(SUPPLIED RECORDS)
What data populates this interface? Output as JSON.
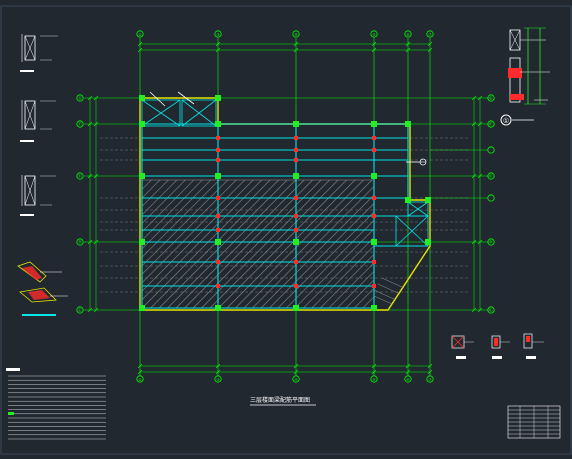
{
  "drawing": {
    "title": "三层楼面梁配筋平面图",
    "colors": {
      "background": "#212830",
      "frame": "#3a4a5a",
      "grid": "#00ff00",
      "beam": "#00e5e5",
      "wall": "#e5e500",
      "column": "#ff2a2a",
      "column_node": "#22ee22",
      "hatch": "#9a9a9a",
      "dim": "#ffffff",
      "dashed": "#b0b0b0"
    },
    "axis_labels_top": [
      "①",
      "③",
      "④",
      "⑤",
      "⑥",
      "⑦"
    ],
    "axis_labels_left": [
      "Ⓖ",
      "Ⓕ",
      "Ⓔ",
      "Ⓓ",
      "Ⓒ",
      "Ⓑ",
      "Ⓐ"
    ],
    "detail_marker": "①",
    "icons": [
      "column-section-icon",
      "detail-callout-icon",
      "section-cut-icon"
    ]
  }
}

(PROBLEM TO SOLVE) Give every record again exactly, apart from the pictures, which stay out.

(SOLUTION FOR THIS TASK)
What data populates this interface? Output as JSON.
{
  "drawing": {
    "title": "三层楼面梁配筋平面图",
    "colors": {
      "background": "#212830",
      "frame": "#3a4a5a",
      "grid": "#00ff00",
      "beam": "#00e5e5",
      "wall": "#e5e500",
      "column": "#ff2a2a",
      "column_node": "#22ee22",
      "hatch": "#9a9a9a",
      "dim": "#ffffff",
      "dashed": "#b0b0b0"
    },
    "axis_labels_top": [
      "①",
      "③",
      "④",
      "⑤",
      "⑥",
      "⑦"
    ],
    "axis_labels_left": [
      "Ⓖ",
      "Ⓕ",
      "Ⓔ",
      "Ⓓ",
      "Ⓒ",
      "Ⓑ",
      "Ⓐ"
    ],
    "detail_marker": "①",
    "icons": [
      "column-section-icon",
      "detail-callout-icon",
      "section-cut-icon"
    ]
  }
}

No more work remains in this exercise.